● Written problem
All of the entries must be reproduced exactly, with no images carried over.

● Material shown

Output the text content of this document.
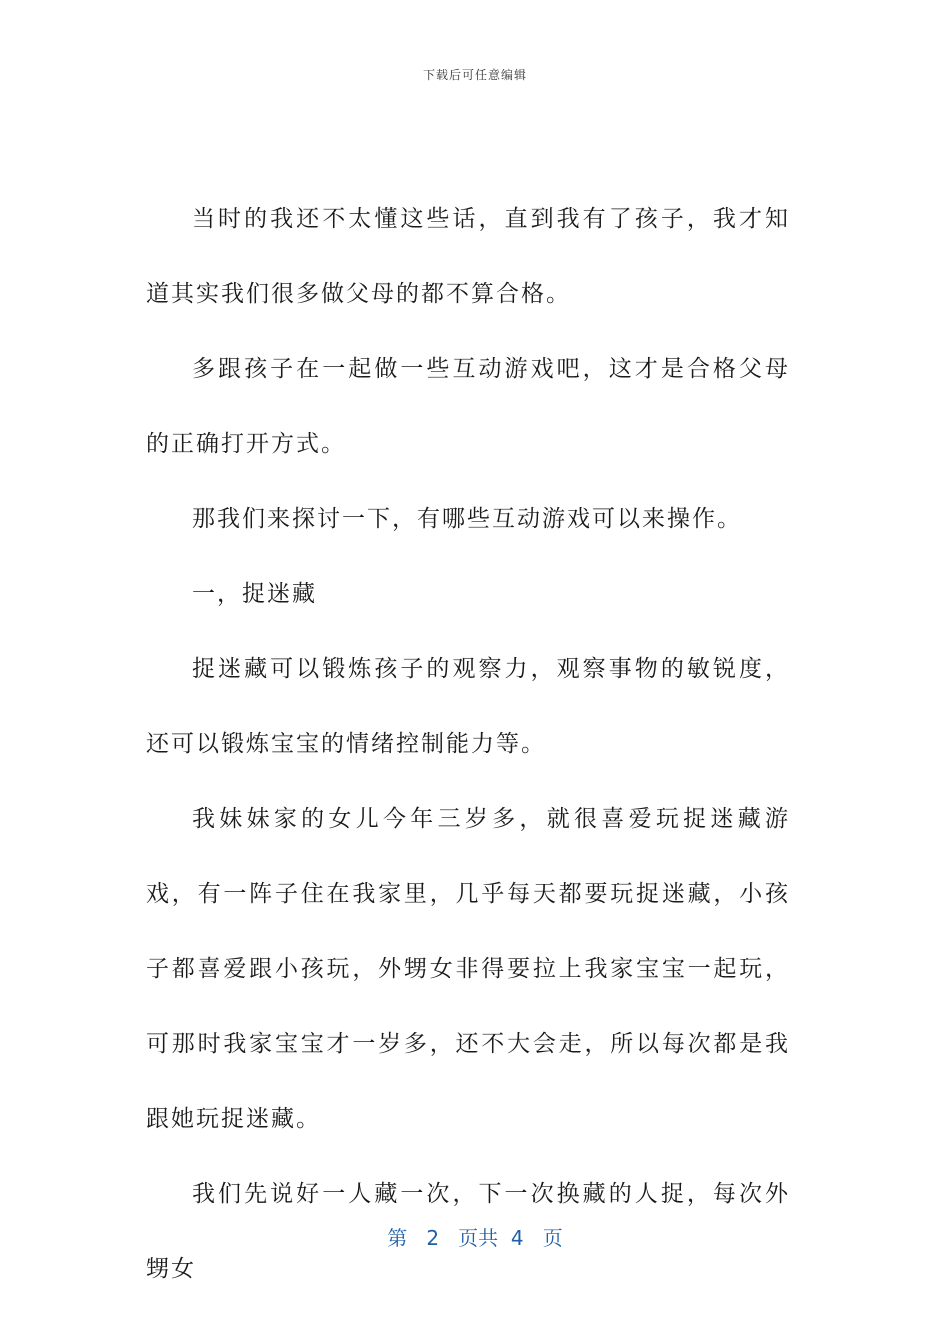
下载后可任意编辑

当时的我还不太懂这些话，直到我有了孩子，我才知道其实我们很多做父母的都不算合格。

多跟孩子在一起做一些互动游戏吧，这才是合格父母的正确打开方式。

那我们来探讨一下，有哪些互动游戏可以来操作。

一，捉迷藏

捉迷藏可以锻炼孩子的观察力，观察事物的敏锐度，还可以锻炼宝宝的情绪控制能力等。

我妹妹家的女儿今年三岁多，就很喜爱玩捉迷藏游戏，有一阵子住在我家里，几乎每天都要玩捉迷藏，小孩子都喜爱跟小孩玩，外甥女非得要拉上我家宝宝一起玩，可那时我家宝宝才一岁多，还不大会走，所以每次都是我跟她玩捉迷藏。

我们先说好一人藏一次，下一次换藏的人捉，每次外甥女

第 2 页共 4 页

● Full output
Output the text content of this document.
下载后可任意编辑

当时的我还不太懂这些话，直到我有了孩子，我才知道其实我们很多做父母的都不算合格。

多跟孩子在一起做一些互动游戏吧，这才是合格父母的正确打开方式。

那我们来探讨一下，有哪些互动游戏可以来操作。

一，捉迷藏

捉迷藏可以锻炼孩子的观察力，观察事物的敏锐度，还可以锻炼宝宝的情绪控制能力等。

我妹妹家的女儿今年三岁多，就很喜爱玩捉迷藏游戏，有一阵子住在我家里，几乎每天都要玩捉迷藏，小孩子都喜爱跟小孩玩，外甥女非得要拉上我家宝宝一起玩，可那时我家宝宝才一岁多，还不大会走，所以每次都是我跟她玩捉迷藏。

我们先说好一人藏一次，下一次换藏的人捉，每次外甥女

第 2 页共 4 页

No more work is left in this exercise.